● DATA FOR THE TASK
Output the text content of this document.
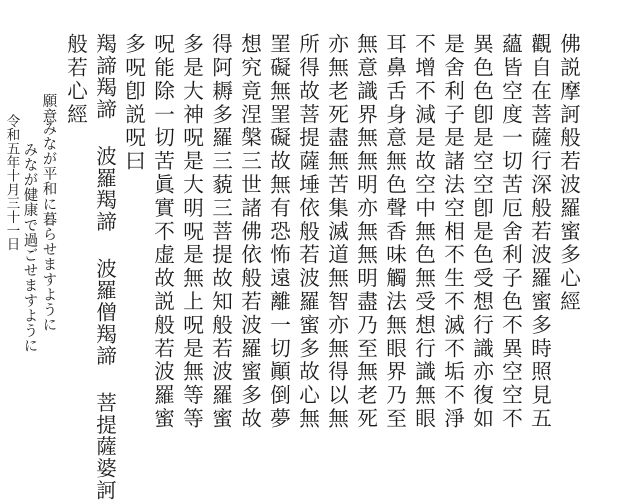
佛説摩訶般若波羅蜜多心經
觀自在菩薩行深般若波羅蜜多時照見五
蘊皆空度一切苦厄舍利子色不異空空不
異色色卽是空空卽是色受想行識亦復如
是舍利子是諸法空相不生不滅不垢不淨
不增不減是故空中無色無受想行識無眼
耳鼻舌身意無色聲香味觸法無眼界乃至
無意識界無無明亦無無明盡乃至無老死
亦無老死盡無苦集滅道無智亦無得以無
所得故菩提薩埵依般若波羅蜜多故心無
罣礙無罣礙故無有恐怖遠離一切顚倒夢
想究竟涅槃三世諸佛依般若波羅蜜多故
得阿耨多羅三藐三菩提故知般若波羅蜜
多是大神呪是大明呪是無上呪是無等等
呪能除一切苦眞實不虚故説般若波羅蜜
多呪卽説呪曰
羯諦羯諦 波羅羯諦 波羅僧羯諦 菩提薩婆訶
般若心經
願意
みなが平和に暮らせますように
みなが健康で過ごせますように
令和五年十月三十一日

● WHAT IS ASKED
Output the data exactly. Pictures don't belong in the result.

● ANSWER
Output the text content of this document.
佛説摩訶般若波羅蜜多心經
觀自在菩薩行深般若波羅蜜多時照見五
蘊皆空度一切苦厄舍利子色不異空空不
異色色卽是空空卽是色受想行識亦復如
是舍利子是諸法空相不生不滅不垢不淨
不增不減是故空中無色無受想行識無眼
耳鼻舌身意無色聲香味觸法無眼界乃至
無意識界無無明亦無無明盡乃至無老死
亦無老死盡無苦集滅道無智亦無得以無
所得故菩提薩埵依般若波羅蜜多故心無
罣礙無罣礙故無有恐怖遠離一切顚倒夢
想究竟涅槃三世諸佛依般若波羅蜜多故
得阿耨多羅三藐三菩提故知般若波羅蜜
多是大神呪是大明呪是無上呪是無等等
呪能除一切苦眞實不虚故説般若波羅蜜
多呪卽説呪曰
羯諦羯諦 波羅羯諦 波羅僧羯諦 菩提薩婆訶
般若心經
願意
みなが平和に暮らせますように
みなが健康で過ごせますように
令和五年十月三十一日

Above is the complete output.